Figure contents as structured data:
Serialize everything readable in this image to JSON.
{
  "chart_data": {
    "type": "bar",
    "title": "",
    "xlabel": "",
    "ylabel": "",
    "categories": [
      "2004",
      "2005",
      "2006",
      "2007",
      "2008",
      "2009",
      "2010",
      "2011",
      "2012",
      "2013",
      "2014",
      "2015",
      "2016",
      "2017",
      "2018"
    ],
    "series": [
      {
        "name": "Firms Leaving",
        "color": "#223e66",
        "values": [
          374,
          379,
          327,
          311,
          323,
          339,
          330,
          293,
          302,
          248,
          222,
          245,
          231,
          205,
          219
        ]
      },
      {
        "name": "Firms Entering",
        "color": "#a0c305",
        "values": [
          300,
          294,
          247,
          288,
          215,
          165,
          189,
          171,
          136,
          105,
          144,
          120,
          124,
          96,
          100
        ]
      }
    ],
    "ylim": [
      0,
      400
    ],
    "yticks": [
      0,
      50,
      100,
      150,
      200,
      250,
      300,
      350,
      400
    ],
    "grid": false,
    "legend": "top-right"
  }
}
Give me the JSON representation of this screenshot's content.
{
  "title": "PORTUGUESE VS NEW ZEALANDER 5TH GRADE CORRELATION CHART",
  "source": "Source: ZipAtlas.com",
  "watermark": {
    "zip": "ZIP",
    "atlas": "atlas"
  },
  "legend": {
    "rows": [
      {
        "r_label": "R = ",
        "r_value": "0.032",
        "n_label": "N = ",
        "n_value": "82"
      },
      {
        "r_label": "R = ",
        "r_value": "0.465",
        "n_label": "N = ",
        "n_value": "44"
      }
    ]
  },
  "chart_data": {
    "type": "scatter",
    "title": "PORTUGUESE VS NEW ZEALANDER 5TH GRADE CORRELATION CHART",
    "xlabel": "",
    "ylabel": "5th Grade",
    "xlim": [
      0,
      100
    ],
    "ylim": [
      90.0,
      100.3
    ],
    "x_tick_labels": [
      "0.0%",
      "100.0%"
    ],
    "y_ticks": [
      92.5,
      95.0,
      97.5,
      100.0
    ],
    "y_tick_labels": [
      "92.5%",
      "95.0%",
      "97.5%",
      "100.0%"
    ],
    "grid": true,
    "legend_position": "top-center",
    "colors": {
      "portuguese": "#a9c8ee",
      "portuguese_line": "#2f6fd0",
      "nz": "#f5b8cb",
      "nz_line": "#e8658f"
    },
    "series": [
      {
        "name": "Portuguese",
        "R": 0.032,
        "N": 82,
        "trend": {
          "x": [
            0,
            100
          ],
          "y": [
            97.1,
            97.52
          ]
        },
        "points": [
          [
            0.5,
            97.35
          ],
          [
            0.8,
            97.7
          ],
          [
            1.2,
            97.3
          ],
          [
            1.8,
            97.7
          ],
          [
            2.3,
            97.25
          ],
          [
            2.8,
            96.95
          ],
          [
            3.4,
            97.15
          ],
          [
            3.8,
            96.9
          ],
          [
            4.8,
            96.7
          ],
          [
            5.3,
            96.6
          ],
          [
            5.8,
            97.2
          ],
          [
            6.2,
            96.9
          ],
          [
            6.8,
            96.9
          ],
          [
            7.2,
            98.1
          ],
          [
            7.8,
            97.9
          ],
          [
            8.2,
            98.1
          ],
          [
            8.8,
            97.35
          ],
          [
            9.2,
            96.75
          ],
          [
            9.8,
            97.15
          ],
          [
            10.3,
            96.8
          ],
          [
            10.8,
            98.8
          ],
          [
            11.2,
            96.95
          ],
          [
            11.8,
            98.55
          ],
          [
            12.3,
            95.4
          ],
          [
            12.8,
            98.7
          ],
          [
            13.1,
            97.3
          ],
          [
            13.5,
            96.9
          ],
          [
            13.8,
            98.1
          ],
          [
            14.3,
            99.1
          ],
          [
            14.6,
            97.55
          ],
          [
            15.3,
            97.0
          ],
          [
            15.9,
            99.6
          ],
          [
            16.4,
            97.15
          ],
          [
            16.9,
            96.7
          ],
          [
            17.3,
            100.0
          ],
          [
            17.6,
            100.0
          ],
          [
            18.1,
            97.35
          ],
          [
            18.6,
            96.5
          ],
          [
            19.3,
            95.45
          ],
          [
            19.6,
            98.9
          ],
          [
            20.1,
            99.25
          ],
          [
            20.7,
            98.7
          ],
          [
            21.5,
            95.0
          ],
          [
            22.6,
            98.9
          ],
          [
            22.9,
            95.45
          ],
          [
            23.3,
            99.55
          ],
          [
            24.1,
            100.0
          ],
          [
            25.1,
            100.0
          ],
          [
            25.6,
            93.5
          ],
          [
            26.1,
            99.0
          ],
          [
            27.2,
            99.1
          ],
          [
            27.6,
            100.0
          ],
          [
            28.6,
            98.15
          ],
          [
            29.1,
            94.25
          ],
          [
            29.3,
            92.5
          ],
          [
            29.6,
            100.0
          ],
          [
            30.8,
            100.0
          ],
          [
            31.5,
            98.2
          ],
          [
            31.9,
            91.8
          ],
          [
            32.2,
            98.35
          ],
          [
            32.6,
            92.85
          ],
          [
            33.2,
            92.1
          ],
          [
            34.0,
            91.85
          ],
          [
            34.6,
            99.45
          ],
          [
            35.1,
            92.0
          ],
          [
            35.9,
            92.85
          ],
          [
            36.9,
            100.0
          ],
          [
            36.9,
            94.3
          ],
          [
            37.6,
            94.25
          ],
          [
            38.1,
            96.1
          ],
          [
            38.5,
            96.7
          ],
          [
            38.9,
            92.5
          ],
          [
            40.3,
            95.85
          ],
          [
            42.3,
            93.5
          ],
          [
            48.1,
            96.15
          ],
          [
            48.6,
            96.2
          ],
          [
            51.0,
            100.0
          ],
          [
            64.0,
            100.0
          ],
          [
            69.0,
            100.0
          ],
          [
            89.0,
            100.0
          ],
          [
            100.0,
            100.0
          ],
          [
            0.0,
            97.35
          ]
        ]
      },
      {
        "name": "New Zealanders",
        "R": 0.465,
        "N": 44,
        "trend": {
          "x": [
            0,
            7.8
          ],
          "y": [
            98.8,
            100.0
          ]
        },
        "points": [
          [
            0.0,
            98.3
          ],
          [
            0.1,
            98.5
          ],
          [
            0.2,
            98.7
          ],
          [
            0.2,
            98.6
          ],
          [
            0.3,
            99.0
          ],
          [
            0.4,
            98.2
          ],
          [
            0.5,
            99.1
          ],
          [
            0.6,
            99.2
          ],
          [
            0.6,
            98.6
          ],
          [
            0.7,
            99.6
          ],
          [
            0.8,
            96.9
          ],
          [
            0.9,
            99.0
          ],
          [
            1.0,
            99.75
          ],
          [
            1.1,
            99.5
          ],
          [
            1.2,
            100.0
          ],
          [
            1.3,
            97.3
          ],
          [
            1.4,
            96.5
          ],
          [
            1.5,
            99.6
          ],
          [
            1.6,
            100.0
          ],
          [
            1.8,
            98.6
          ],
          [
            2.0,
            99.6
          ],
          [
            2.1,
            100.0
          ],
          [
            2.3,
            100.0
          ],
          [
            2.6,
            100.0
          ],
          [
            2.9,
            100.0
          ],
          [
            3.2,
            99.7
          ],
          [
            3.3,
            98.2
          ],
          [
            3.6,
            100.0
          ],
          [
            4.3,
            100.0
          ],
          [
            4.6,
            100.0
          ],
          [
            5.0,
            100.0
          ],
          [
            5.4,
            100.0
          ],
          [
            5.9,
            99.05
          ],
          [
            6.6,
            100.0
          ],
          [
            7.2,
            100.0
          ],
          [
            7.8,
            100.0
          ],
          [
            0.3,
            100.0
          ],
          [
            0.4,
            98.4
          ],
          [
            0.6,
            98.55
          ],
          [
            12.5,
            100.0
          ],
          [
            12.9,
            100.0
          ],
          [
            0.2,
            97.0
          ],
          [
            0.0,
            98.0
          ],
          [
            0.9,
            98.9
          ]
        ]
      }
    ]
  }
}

# [WRITTEN INSTRUCTION]
Reproduce each line of the entries in which the word "Firms" is found.

# [SOLUTION FOR THIS PROBLEM]
        "name": "Firms Leaving",
        "name": "Firms Entering",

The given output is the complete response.